___ MATERIAL FOR THIS TASK ___
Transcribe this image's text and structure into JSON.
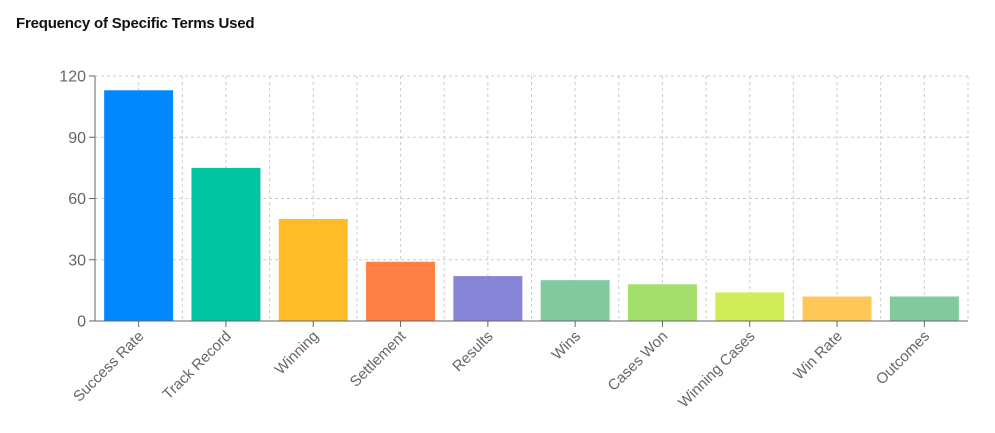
{
  "chart_data": {
    "type": "bar",
    "title": "Frequency of Specific Terms Used",
    "xlabel": "",
    "ylabel": "",
    "ylim": [
      0,
      120
    ],
    "yticks": [
      0,
      30,
      60,
      90,
      120
    ],
    "grid": true,
    "categories": [
      "Success Rate",
      "Track Record",
      "Winning",
      "Settlement",
      "Results",
      "Wins",
      "Cases Won",
      "Winning Cases",
      "Win Rate",
      "Outcomes"
    ],
    "values": [
      113,
      75,
      50,
      29,
      22,
      20,
      18,
      14,
      12,
      12
    ],
    "colors": [
      "#0088FE",
      "#00C49F",
      "#FFBB28",
      "#FF8042",
      "#8884D8",
      "#82CA9D",
      "#A4DE6C",
      "#D0ED57",
      "#FFC658",
      "#82CA9D"
    ]
  }
}
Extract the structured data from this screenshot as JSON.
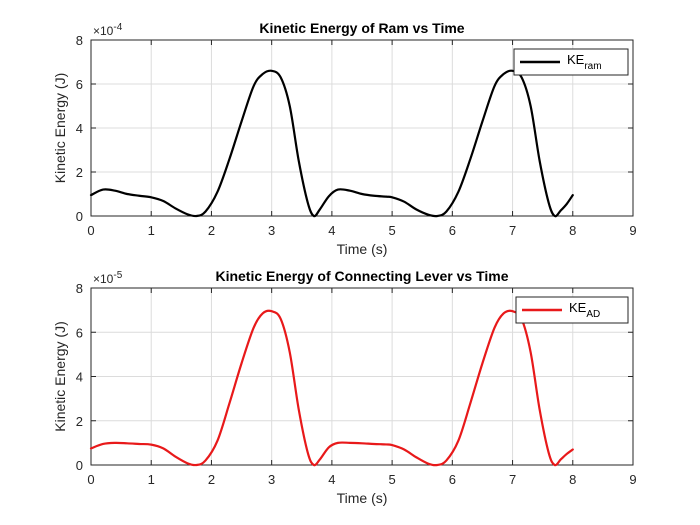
___
## [REQUEST]
Output, exactly, all the records above; include no pictures.

## [FINISHED TASK]
Transcribe this image's text and structure into JSON.
{
  "chart_data": {
    "type": "bar",
    "title": "Frequency of Specific Terms Used",
    "xlabel": "",
    "ylabel": "",
    "ylim": [
      0,
      120
    ],
    "yticks": [
      0,
      30,
      60,
      90,
      120
    ],
    "grid": true,
    "categories": [
      "Success Rate",
      "Track Record",
      "Winning",
      "Settlement",
      "Results",
      "Wins",
      "Cases Won",
      "Winning Cases",
      "Win Rate",
      "Outcomes"
    ],
    "values": [
      113,
      75,
      50,
      29,
      22,
      20,
      18,
      14,
      12,
      12
    ],
    "colors": [
      "#0088FE",
      "#00C49F",
      "#FFBB28",
      "#FF8042",
      "#8884D8",
      "#82CA9D",
      "#A4DE6C",
      "#D0ED57",
      "#FFC658",
      "#82CA9D"
    ]
  }
}
Extract the structured data from this screenshot as JSON.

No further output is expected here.